[BEGIN The records]

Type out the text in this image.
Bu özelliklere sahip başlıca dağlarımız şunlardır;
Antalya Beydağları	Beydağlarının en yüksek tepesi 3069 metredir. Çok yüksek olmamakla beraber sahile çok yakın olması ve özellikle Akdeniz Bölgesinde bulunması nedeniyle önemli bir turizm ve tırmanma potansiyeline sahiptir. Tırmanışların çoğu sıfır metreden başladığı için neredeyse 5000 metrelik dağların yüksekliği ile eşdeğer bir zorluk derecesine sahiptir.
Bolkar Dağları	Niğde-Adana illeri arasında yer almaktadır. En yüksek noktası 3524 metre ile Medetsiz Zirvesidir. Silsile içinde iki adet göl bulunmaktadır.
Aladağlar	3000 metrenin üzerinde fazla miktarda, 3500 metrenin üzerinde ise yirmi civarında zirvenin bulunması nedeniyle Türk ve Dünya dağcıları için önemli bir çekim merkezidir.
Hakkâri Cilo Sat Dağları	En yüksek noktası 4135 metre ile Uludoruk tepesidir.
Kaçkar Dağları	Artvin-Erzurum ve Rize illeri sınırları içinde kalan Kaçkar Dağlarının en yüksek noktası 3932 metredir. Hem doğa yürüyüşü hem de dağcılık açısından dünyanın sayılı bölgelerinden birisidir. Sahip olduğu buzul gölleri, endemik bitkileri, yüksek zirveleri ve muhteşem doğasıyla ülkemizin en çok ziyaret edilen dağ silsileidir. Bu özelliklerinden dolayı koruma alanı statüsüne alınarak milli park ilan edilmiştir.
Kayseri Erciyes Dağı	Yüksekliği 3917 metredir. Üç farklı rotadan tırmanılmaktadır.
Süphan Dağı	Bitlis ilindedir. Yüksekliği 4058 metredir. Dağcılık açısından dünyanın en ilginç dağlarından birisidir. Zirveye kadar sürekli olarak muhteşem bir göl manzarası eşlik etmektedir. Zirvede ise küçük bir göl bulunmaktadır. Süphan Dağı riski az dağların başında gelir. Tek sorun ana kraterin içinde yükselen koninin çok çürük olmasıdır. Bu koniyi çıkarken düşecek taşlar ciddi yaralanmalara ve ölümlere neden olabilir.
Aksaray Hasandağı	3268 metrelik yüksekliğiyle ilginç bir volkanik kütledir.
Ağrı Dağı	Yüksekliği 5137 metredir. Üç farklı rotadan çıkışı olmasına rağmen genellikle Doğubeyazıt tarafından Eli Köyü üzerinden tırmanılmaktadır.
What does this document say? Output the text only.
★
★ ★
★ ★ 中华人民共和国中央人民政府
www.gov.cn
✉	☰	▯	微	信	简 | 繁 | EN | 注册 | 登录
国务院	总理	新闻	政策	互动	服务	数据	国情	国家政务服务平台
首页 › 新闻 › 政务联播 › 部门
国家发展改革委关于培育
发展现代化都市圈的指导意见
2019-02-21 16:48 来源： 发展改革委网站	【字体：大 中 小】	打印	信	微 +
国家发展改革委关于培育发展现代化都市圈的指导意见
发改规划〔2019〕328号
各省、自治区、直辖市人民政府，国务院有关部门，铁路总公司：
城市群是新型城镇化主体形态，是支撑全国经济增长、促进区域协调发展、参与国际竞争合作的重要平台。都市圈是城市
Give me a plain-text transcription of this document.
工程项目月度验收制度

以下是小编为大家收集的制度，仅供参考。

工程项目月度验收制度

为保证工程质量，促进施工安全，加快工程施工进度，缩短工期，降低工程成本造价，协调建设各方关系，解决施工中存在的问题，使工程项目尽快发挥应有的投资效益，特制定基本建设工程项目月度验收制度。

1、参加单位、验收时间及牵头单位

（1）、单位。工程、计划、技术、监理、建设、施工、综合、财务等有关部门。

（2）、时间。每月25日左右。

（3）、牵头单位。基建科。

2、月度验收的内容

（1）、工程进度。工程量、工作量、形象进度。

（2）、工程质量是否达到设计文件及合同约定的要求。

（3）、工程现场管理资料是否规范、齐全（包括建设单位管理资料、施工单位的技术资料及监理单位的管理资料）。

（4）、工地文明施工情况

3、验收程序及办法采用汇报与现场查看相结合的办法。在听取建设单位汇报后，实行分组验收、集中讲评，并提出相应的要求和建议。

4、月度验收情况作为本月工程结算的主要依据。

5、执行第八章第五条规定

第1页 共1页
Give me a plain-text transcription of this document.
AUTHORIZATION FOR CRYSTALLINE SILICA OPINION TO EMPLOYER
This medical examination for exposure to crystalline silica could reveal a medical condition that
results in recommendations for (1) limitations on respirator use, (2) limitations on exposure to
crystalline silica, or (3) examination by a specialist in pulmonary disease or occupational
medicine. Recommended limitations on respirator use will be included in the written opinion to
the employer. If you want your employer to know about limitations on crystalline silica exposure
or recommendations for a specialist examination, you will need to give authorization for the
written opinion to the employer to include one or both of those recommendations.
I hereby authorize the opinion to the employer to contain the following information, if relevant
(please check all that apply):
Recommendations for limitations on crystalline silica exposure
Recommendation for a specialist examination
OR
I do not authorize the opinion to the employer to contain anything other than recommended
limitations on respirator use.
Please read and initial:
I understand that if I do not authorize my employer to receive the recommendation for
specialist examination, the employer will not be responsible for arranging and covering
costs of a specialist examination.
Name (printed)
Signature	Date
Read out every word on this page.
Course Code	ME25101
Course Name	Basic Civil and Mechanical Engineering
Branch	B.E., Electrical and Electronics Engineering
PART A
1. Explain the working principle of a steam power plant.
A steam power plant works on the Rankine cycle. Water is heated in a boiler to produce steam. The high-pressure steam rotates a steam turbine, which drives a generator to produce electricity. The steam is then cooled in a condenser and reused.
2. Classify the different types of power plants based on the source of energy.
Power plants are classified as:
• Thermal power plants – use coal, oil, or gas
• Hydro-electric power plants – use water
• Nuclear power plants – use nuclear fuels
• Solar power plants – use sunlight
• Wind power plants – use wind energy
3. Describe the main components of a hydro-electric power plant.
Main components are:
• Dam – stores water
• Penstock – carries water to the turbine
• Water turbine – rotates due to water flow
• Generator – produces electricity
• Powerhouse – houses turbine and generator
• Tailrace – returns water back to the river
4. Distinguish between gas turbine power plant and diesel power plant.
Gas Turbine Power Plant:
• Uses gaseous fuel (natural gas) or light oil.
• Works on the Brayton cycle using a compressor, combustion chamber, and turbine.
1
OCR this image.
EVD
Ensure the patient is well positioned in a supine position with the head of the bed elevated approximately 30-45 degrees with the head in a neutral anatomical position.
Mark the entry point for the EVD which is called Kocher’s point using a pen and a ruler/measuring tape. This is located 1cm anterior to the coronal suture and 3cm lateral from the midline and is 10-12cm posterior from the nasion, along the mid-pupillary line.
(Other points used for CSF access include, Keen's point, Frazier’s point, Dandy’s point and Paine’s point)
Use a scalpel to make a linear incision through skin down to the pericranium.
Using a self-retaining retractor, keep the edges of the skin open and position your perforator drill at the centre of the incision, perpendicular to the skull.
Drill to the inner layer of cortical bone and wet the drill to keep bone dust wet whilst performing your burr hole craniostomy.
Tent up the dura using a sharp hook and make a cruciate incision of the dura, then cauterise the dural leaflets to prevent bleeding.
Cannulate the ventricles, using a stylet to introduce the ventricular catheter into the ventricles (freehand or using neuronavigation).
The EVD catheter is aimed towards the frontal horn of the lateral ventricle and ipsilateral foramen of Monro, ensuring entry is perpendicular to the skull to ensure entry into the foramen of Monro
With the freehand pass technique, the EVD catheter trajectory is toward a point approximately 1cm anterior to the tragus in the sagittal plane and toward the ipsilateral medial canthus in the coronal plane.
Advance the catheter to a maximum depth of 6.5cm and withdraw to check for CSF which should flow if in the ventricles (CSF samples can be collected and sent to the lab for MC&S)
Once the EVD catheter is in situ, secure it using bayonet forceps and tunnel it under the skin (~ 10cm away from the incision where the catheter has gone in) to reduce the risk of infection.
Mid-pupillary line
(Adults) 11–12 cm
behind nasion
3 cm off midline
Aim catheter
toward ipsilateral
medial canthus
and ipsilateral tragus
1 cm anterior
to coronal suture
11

[END The records]

Directions for this task: Select and copy every line from the records that includes the word "skin".

Answer to the exercise:
Use a scalpel to make a linear incision through skin down to the pericranium.
Using a self-retaining retractor, keep the edges of the skin open and position your perforator drill at the centre of the incision, perpendicular to the skull.
Once the EVD catheter is in situ, secure it using bayonet forceps and tunnel it under the skin (~ 10cm away from the incision where the catheter has gone in) to reduce the risk of infection.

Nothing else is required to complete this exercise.